— Start Input for this task —

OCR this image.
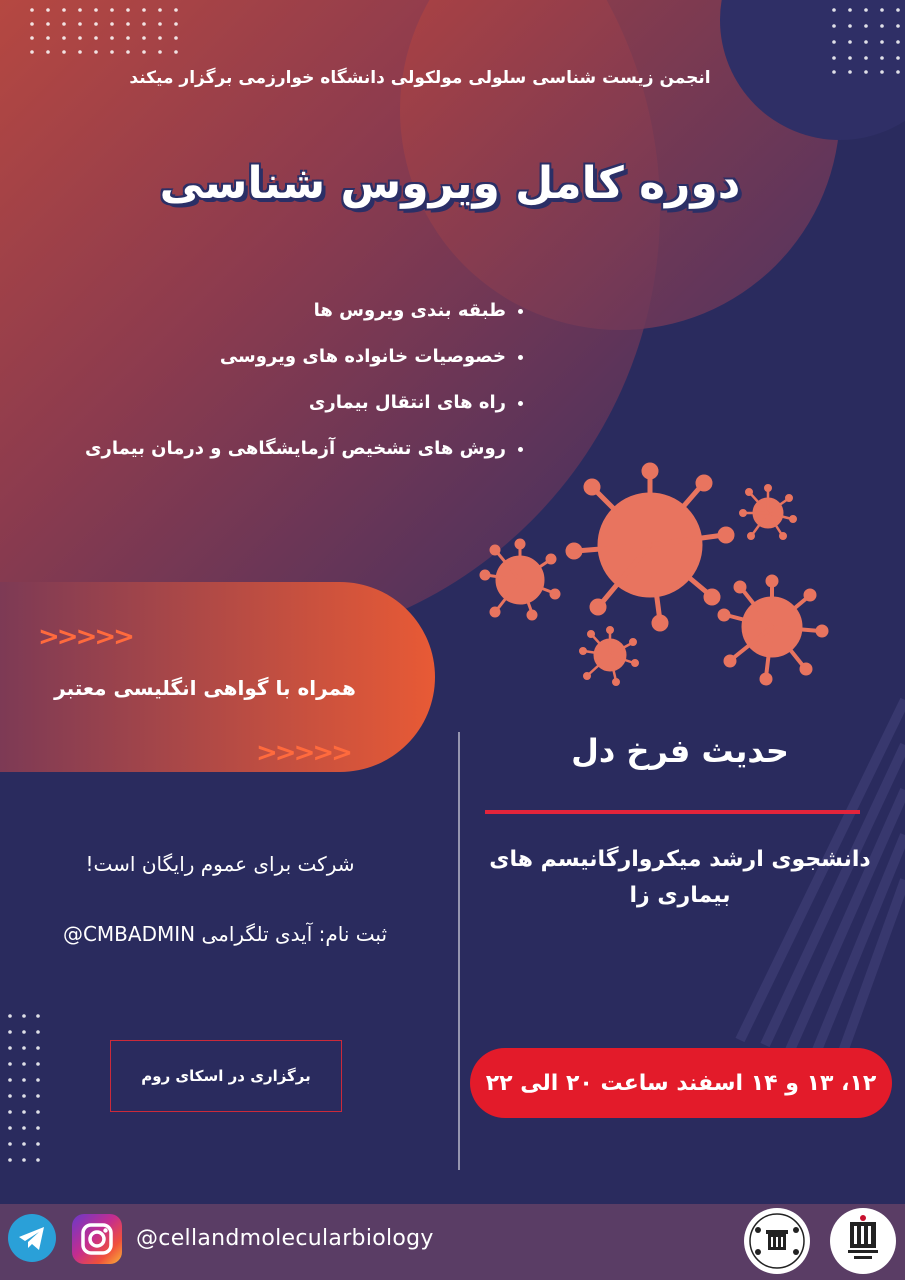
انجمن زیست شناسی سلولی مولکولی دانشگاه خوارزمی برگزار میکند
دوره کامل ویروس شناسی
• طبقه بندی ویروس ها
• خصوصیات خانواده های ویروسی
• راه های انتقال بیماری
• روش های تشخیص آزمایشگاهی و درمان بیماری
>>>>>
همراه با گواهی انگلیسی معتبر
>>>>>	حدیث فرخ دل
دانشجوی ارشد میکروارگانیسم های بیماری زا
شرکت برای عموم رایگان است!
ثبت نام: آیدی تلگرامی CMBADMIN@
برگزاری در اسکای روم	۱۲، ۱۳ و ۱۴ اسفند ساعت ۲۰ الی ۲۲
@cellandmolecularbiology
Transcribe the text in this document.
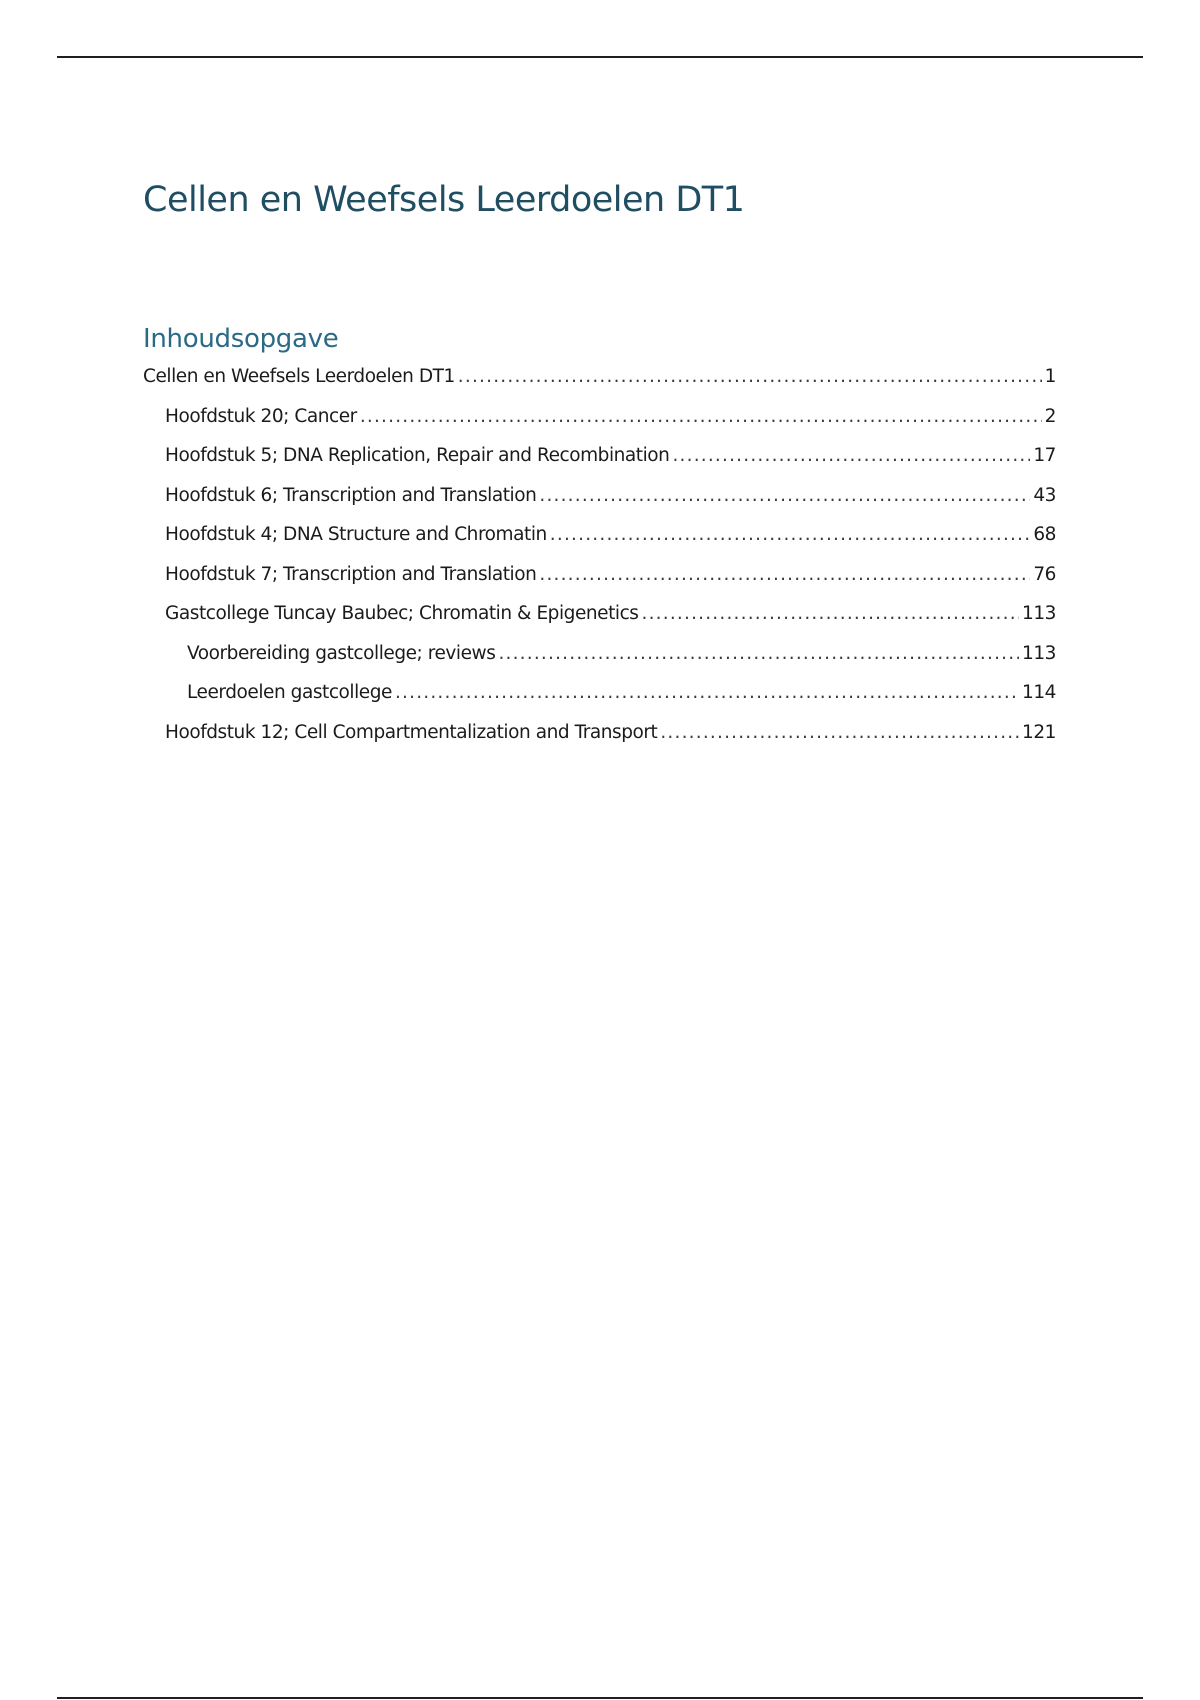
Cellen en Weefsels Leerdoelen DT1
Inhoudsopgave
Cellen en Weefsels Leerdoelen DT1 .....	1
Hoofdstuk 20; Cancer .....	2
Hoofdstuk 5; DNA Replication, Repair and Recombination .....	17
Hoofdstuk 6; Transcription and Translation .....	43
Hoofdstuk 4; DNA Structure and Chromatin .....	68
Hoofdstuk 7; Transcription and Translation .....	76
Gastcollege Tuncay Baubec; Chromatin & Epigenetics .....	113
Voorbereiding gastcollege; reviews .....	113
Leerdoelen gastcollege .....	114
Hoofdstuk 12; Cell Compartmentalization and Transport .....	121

— End Input for this task —
— Start Input for this task —

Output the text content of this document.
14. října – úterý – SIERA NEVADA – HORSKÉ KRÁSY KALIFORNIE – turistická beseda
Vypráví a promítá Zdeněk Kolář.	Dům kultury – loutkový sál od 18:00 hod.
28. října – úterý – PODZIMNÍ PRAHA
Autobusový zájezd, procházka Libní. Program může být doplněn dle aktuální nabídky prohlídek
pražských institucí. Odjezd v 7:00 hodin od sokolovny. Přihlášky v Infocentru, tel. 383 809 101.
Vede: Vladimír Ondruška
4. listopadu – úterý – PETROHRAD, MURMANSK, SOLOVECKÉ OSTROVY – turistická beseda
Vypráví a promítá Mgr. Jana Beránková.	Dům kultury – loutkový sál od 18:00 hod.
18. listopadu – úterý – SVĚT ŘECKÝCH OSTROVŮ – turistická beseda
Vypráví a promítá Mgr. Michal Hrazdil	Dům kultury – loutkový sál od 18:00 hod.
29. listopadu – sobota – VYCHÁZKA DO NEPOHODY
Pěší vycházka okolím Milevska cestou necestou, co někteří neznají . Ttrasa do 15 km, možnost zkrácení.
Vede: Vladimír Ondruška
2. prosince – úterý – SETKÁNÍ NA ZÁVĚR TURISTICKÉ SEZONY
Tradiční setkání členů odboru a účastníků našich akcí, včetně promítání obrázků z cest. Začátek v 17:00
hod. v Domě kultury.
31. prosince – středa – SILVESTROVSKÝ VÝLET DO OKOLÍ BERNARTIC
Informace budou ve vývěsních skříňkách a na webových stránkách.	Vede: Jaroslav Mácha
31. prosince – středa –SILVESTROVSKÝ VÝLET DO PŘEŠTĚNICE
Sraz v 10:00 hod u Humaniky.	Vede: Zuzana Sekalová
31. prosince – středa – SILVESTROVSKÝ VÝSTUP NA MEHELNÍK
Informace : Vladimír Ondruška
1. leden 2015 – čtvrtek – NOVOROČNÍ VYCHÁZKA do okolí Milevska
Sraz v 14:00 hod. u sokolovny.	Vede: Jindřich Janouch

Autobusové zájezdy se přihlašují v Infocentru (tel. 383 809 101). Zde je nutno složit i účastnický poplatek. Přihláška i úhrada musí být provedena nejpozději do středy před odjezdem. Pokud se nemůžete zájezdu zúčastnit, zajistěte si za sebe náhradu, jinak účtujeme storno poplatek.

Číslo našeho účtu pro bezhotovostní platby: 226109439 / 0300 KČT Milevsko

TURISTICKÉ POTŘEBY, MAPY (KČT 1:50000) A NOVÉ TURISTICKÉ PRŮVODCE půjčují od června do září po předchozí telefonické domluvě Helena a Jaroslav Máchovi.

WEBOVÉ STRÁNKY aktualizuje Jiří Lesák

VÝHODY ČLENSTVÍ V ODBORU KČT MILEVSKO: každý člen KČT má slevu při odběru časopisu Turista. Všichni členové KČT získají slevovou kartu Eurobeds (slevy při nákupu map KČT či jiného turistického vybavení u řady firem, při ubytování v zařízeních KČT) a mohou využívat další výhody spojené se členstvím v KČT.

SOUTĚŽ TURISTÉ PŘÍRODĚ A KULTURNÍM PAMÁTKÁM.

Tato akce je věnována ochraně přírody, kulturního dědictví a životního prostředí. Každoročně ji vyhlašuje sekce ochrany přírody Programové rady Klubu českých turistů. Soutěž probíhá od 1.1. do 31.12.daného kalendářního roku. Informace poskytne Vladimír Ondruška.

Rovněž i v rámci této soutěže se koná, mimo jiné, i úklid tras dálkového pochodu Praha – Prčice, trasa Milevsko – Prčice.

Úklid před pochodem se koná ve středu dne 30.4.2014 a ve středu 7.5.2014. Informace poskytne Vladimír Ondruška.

— End Input for this task —

Your task:
Copy out the lines that hold "středa".

Exercise answer:
31. prosince – středa – SILVESTROVSKÝ VÝLET DO OKOLÍ BERNARTIC
31. prosince – středa –SILVESTROVSKÝ VÝLET DO PŘEŠTĚNICE
31. prosince – středa – SILVESTROVSKÝ VÝSTUP NA MEHELNÍK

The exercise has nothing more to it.